Supplied data:
>> START

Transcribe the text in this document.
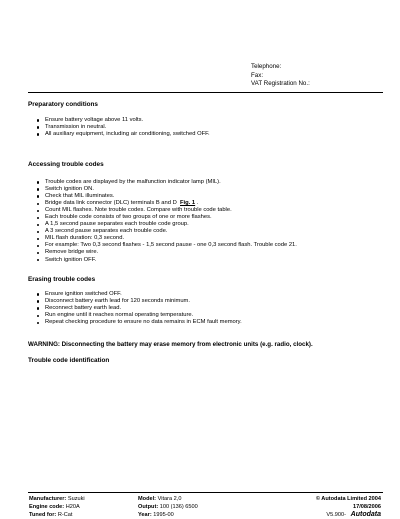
Telephone:
Fax:
VAT Registration No.:
Preparatory conditions
Ensure battery voltage above 11 volts.
Transmission in neutral.
All auxiliary equipment, including air conditioning, switched OFF.
Accessing trouble codes
Trouble codes are displayed by the malfunction indicator lamp (MIL).
Switch ignition ON.
Check that MIL illuminates.
Bridge data link connector (DLC) terminals B and D Fig. 1 .
Count MIL flashes. Note trouble codes. Compare with trouble code table.
Each trouble code consists of two groups of one or more flashes.
A 1,5 second pause separates each trouble code group.
A 3 second pause separates each trouble code.
MIL flash duration: 0,3 second.
For example: Two 0,3 second flashes - 1,5 second pause - one 0,3 second flash. Trouble code 21.
Remove bridge wire.
Switch ignition OFF.
Erasing trouble codes
Ensure ignition switched OFF.
Disconnect battery earth lead for 120 seconds minimum.
Reconnect battery earth lead.
Run engine until it reaches normal operating temperature.
Repeat checking procedure to ensure no data remains in ECM fault memory.
WARNING: Disconnecting the battery may erase memory from electronic units (e.g. radio, clock).
Trouble code identification
Manufacturer: Suzuki
Engine code: H20A
Tuned for: R-Cat
Model: Vitara 2,0
Output: 100 (136) 6500
Year: 1995-00
© Autodata Limited 2004
17/08/2006
V5.900- Autodata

>> END

Problem: Retype every entry verbatim and exclude the pictures from the copy.

Result of the exercise:
Transcribe the text in this document.
Telephone:
Fax:
VAT Registration No.:
Preparatory conditions
Ensure battery voltage above 11 volts.
Transmission in neutral.
All auxiliary equipment, including air conditioning, switched OFF.
Accessing trouble codes
Trouble codes are displayed by the malfunction indicator lamp (MIL).
Switch ignition ON.
Check that MIL illuminates.
Bridge data link connector (DLC) terminals B and D Fig. 1 .
Count MIL flashes. Note trouble codes. Compare with trouble code table.
Each trouble code consists of two groups of one or more flashes.
A 1,5 second pause separates each trouble code group.
A 3 second pause separates each trouble code.
MIL flash duration: 0,3 second.
For example: Two 0,3 second flashes - 1,5 second pause - one 0,3 second flash. Trouble code 21.
Remove bridge wire.
Switch ignition OFF.
Erasing trouble codes
Ensure ignition switched OFF.
Disconnect battery earth lead for 120 seconds minimum.
Reconnect battery earth lead.
Run engine until it reaches normal operating temperature.
Repeat checking procedure to ensure no data remains in ECM fault memory.
WARNING: Disconnecting the battery may erase memory from electronic units (e.g. radio, clock).
Trouble code identification
Manufacturer: Suzuki
Engine code: H20A
Tuned for: R-Cat
Model: Vitara 2,0
Output: 100 (136) 6500
Year: 1995-00
© Autodata Limited 2004
17/08/2006
V5.900- Autodata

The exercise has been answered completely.